Given problem:
Each entry has to be copied exactly, with nothing missed.

### Provided information ###

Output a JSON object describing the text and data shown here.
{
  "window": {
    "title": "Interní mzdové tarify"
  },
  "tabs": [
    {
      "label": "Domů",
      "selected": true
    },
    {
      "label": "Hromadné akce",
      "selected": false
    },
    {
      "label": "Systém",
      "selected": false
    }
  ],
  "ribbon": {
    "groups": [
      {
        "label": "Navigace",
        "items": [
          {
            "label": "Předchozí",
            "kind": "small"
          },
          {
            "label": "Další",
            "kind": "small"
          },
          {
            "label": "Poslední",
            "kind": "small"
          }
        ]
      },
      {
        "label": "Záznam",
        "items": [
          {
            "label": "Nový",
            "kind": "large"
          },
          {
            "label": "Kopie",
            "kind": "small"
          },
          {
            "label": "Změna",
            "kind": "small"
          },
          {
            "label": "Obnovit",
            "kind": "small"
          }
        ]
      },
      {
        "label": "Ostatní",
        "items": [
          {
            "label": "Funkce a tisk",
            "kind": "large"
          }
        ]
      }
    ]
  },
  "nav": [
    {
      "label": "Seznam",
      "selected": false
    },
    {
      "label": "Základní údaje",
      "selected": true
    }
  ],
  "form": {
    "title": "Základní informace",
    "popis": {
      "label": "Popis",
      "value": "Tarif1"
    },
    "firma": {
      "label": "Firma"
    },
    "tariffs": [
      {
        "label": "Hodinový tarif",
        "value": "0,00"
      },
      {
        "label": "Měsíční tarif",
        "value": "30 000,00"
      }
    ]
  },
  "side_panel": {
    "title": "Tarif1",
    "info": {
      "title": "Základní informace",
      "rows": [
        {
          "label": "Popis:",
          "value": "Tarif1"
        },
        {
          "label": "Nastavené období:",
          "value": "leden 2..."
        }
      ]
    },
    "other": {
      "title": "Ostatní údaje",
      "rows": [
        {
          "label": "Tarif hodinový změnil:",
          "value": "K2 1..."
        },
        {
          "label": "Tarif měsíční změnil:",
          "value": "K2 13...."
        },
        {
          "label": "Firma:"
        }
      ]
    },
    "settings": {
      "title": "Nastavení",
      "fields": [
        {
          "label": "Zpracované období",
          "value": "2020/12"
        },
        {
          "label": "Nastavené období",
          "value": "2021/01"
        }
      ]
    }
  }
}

###

Solution:
Output a JSON object describing the text and data shown here.
{
  "window": {
    "title": "Interní mzdové tarify"
  },
  "tabs": [
    {
      "label": "Domů",
      "selected": true
    },
    {
      "label": "Hromadné akce",
      "selected": false
    },
    {
      "label": "Systém",
      "selected": false
    }
  ],
  "ribbon": {
    "groups": [
      {
        "label": "Navigace",
        "items": [
          {
            "label": "Předchozí",
            "kind": "small"
          },
          {
            "label": "Další",
            "kind": "small"
          },
          {
            "label": "Poslední",
            "kind": "small"
          }
        ]
      },
      {
        "label": "Záznam",
        "items": [
          {
            "label": "Nový",
            "kind": "large"
          },
          {
            "label": "Kopie",
            "kind": "small"
          },
          {
            "label": "Změna",
            "kind": "small"
          },
          {
            "label": "Obnovit",
            "kind": "small"
          }
        ]
      },
      {
        "label": "Ostatní",
        "items": [
          {
            "label": "Funkce a tisk",
            "kind": "large"
          }
        ]
      }
    ]
  },
  "nav": [
    {
      "label": "Seznam",
      "selected": false
    },
    {
      "label": "Základní údaje",
      "selected": true
    }
  ],
  "form": {
    "title": "Základní informace",
    "popis": {
      "label": "Popis",
      "value": "Tarif1"
    },
    "firma": {
      "label": "Firma"
    },
    "tariffs": [
      {
        "label": "Hodinový tarif",
        "value": "0,00"
      },
      {
        "label": "Měsíční tarif",
        "value": "30 000,00"
      }
    ]
  },
  "side_panel": {
    "title": "Tarif1",
    "info": {
      "title": "Základní informace",
      "rows": [
        {
          "label": "Popis:",
          "value": "Tarif1"
        },
        {
          "label": "Nastavené období:",
          "value": "leden 2..."
        }
      ]
    },
    "other": {
      "title": "Ostatní údaje",
      "rows": [
        {
          "label": "Tarif hodinový změnil:",
          "value": "K2 1..."
        },
        {
          "label": "Tarif měsíční změnil:",
          "value": "K2 13...."
        },
        {
          "label": "Firma:"
        }
      ]
    },
    "settings": {
      "title": "Nastavení",
      "fields": [
        {
          "label": "Zpracované období",
          "value": "2020/12"
        },
        {
          "label": "Nastavené období",
          "value": "2021/01"
        }
      ]
    }
  }
}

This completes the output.